Work through the data below line by line and say how many lines hold "Capt"; give only the number.

━━━━━━━━━━━━━━━━━━━━━━━━━━━━━━

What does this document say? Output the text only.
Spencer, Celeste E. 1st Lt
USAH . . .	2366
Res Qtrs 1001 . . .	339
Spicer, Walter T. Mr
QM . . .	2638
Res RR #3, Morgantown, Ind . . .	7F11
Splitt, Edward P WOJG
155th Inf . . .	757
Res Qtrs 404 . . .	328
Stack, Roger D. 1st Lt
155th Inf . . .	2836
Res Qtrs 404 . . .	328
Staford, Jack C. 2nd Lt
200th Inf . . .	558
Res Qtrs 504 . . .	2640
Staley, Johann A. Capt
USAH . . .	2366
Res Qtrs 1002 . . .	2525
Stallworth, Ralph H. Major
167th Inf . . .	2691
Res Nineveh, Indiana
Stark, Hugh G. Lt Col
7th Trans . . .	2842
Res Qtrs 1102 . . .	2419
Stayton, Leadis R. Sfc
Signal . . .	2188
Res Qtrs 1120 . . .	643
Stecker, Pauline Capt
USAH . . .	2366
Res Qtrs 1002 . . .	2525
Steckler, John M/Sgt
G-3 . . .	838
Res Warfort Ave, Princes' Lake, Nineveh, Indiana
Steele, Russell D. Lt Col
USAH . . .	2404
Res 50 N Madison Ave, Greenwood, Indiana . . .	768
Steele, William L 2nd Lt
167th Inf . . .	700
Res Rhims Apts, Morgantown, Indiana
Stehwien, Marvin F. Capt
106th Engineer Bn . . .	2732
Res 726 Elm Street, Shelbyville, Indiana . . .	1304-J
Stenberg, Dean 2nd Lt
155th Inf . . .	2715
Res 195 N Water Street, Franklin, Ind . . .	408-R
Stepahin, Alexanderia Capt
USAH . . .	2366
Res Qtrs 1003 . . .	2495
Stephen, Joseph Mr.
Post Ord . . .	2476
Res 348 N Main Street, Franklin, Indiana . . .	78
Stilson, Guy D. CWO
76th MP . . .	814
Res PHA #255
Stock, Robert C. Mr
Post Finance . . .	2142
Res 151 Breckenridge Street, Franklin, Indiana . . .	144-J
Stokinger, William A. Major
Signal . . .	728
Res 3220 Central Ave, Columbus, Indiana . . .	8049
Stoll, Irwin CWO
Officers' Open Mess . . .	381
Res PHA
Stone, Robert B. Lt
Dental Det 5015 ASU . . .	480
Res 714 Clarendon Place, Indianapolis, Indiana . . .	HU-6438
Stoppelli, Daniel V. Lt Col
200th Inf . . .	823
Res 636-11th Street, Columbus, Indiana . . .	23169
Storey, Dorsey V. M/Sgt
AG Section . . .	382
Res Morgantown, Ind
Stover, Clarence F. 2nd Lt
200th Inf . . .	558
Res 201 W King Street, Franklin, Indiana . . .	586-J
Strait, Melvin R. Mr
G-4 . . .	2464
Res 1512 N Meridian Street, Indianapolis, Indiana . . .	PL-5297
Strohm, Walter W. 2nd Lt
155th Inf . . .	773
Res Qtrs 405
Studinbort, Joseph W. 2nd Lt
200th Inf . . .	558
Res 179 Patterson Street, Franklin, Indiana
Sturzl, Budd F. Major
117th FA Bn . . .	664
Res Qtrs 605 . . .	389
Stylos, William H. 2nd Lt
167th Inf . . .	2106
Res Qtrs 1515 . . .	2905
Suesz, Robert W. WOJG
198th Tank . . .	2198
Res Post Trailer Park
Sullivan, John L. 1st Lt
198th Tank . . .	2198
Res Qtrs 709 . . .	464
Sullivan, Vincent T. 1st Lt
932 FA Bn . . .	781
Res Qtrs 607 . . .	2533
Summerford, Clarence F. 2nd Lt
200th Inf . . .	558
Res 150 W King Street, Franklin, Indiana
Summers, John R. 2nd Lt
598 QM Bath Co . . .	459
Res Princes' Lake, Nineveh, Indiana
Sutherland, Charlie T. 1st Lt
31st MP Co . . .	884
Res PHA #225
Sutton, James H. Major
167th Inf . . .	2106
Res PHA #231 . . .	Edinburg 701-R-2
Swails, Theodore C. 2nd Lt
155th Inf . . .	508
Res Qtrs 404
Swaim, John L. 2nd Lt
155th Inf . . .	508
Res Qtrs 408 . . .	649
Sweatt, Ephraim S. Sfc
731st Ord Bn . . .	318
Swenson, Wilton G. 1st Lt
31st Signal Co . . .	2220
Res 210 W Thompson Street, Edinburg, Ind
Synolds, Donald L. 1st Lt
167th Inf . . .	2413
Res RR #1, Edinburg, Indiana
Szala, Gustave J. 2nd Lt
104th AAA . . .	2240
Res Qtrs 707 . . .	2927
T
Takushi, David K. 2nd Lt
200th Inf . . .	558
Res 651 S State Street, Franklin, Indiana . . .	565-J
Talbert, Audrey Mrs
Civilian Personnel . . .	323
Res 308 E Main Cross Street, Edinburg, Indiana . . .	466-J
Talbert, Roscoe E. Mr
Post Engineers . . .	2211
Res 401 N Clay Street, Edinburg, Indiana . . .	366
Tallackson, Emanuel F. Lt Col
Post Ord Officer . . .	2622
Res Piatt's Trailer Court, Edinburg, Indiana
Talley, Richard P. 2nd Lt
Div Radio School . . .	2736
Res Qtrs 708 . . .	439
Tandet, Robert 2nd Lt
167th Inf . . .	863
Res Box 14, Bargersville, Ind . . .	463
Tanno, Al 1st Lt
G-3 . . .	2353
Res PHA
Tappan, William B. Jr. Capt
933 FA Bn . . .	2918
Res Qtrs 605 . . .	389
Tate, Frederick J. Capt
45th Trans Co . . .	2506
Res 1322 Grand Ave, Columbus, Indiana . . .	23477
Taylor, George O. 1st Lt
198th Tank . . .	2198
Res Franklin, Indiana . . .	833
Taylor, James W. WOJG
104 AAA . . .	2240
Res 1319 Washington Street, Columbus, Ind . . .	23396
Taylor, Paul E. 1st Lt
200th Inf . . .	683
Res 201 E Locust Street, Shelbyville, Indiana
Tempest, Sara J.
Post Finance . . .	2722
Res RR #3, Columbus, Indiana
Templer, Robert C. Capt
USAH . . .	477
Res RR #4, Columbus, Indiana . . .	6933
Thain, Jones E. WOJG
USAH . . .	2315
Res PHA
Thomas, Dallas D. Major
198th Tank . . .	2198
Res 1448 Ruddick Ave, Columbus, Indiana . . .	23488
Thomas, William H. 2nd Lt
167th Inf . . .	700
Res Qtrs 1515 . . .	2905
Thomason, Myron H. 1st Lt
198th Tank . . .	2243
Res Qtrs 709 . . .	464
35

━━━━━━━━━━━━━━━━━━━━━━━━━━━━━━

Solution to this exercise>
7